> _Extracted data entries_:
==============================
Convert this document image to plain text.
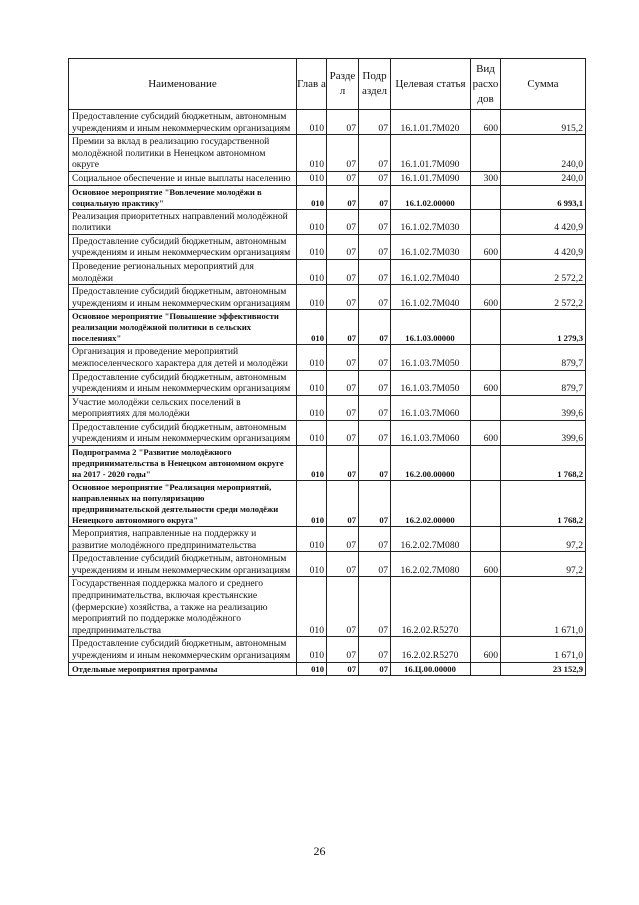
Наименование	Глав а	Разде л	Подр аздел	Целевая статья	Вид расхо дов	Сумма
Предоставление субсидий бюджетным, автономным учреждениям и иным некоммерческим организациям	010	07	07	16.1.01.7M020	600	915,2
Премии за вклад в реализацию государственной молодёжной политики в Ненецком автономном округе	010	07	07	16.1.01.7M090		240,0
Социальное обеспечение и иные выплаты населению	010	07	07	16.1.01.7M090	300	240,0
Основное мероприятие "Вовлечение молодёжи в социальную практику"	010	07	07	16.1.02.00000		6 993,1
Реализация приоритетных направлений молодёжной политики	010	07	07	16.1.02.7M030		4 420,9
Предоставление субсидий бюджетным, автономным учреждениям и иным некоммерческим организациям	010	07	07	16.1.02.7M030	600	4 420,9
Проведение региональных мероприятий для молодёжи	010	07	07	16.1.02.7M040		2 572,2
Предоставление субсидий бюджетным, автономным учреждениям и иным некоммерческим организациям	010	07	07	16.1.02.7M040	600	2 572,2
Основное мероприятие "Повышение эффективности реализации молодёжной политики в сельских поселениях"	010	07	07	16.1.03.00000		1 279,3
Организация и проведение мероприятий межпоселенческого характера для детей и молодёжи	010	07	07	16.1.03.7M050		879,7
Предоставление субсидий бюджетным, автономным учреждениям и иным некоммерческим организациям	010	07	07	16.1.03.7M050	600	879,7
Участие молодёжи сельских поселений в мероприятиях для молодёжи	010	07	07	16.1.03.7M060		399,6
Предоставление субсидий бюджетным, автономным учреждениям и иным некоммерческим организациям	010	07	07	16.1.03.7M060	600	399,6
Подпрограмма 2 "Развитие молодёжного предпринимательства в Ненецком автономном округе на 2017 - 2020 годы"	010	07	07	16.2.00.00000		1 768,2
Основное мероприятие "Реализация мероприятий, направленных на популяризацию предпринимательской деятельности среди молодёжи Ненецкого автономного округа"	010	07	07	16.2.02.00000		1 768,2
Мероприятия, направленные на поддержку и развитие молодёжного предпринимательства	010	07	07	16.2.02.7M080		97,2
Предоставление субсидий бюджетным, автономным учреждениям и иным некоммерческим организациям	010	07	07	16.2.02.7M080	600	97,2
Государственная поддержка малого и среднего предпринимательства, включая крестьянские (фермерские) хозяйства, а также на реализацию мероприятий по поддержке молодёжного предпринимательства	010	07	07	16.2.02.R5270		1 671,0
Предоставление субсидий бюджетным, автономным учреждениям и иным некоммерческим организациям	010	07	07	16.2.02.R5270	600	1 671,0
Отдельные мероприятия программы	010	07	07	16.Ц.00.00000		23 152,9
26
==============================
> _WHAT YOU NEED TO DO_: List all lines where "молодёжной" occurs.

> _SOLVED EXERCISE_:
Премии за вклад в реализацию государственной молодёжной политики в Ненецком автономном округе	010	07	07	16.1.01.7M090		240,0
Реализация приоритетных направлений молодёжной политики	010	07	07	16.1.02.7M030		4 420,9
Основное мероприятие "Повышение эффективности реализации молодёжной политики в сельских поселениях"	010	07	07	16.1.03.00000		1 279,3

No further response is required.